**YOUR INSTRUCTIONS**: Repeat each record below exactly as given.

--------------------------------

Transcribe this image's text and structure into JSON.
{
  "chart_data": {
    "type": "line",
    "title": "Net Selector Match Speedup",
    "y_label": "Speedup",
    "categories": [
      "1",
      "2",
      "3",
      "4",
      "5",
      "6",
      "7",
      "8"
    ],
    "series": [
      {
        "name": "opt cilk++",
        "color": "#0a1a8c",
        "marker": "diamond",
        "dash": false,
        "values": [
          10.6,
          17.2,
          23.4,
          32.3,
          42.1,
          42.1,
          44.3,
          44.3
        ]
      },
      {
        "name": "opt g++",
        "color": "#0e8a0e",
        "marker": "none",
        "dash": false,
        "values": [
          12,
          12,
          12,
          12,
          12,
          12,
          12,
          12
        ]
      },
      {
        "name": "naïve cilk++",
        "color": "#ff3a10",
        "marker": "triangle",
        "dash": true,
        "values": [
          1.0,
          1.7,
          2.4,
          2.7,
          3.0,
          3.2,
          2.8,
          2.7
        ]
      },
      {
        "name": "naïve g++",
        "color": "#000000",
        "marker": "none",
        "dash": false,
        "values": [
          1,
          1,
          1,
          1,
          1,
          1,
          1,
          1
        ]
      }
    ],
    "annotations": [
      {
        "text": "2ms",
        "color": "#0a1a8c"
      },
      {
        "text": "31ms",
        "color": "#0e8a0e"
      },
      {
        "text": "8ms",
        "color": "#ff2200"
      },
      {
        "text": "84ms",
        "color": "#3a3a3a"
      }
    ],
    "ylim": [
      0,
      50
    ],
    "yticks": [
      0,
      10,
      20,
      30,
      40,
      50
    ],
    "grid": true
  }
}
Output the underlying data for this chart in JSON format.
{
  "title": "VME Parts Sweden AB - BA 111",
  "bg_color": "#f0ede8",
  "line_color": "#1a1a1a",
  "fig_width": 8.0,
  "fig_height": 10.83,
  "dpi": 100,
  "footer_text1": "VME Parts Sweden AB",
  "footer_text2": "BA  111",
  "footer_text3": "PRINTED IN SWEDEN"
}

--------------------------------

**THE SOLUTION**:
Transcribe this image's text and structure into JSON.
{
  "chart_data": {
    "type": "line",
    "title": "Net Selector Match Speedup",
    "y_label": "Speedup",
    "categories": [
      "1",
      "2",
      "3",
      "4",
      "5",
      "6",
      "7",
      "8"
    ],
    "series": [
      {
        "name": "opt cilk++",
        "color": "#0a1a8c",
        "marker": "diamond",
        "dash": false,
        "values": [
          10.6,
          17.2,
          23.4,
          32.3,
          42.1,
          42.1,
          44.3,
          44.3
        ]
      },
      {
        "name": "opt g++",
        "color": "#0e8a0e",
        "marker": "none",
        "dash": false,
        "values": [
          12,
          12,
          12,
          12,
          12,
          12,
          12,
          12
        ]
      },
      {
        "name": "naïve cilk++",
        "color": "#ff3a10",
        "marker": "triangle",
        "dash": true,
        "values": [
          1.0,
          1.7,
          2.4,
          2.7,
          3.0,
          3.2,
          2.8,
          2.7
        ]
      },
      {
        "name": "naïve g++",
        "color": "#000000",
        "marker": "none",
        "dash": false,
        "values": [
          1,
          1,
          1,
          1,
          1,
          1,
          1,
          1
        ]
      }
    ],
    "annotations": [
      {
        "text": "2ms",
        "color": "#0a1a8c"
      },
      {
        "text": "31ms",
        "color": "#0e8a0e"
      },
      {
        "text": "8ms",
        "color": "#ff2200"
      },
      {
        "text": "84ms",
        "color": "#3a3a3a"
      }
    ],
    "ylim": [
      0,
      50
    ],
    "yticks": [
      0,
      10,
      20,
      30,
      40,
      50
    ],
    "grid": true
  }
}
Output the underlying data for this chart in JSON format.
{
  "title": "VME Parts Sweden AB - BA 111",
  "bg_color": "#f0ede8",
  "line_color": "#1a1a1a",
  "fig_width": 8.0,
  "fig_height": 10.83,
  "dpi": 100,
  "footer_text1": "VME Parts Sweden AB",
  "footer_text2": "BA  111",
  "footer_text3": "PRINTED IN SWEDEN"
}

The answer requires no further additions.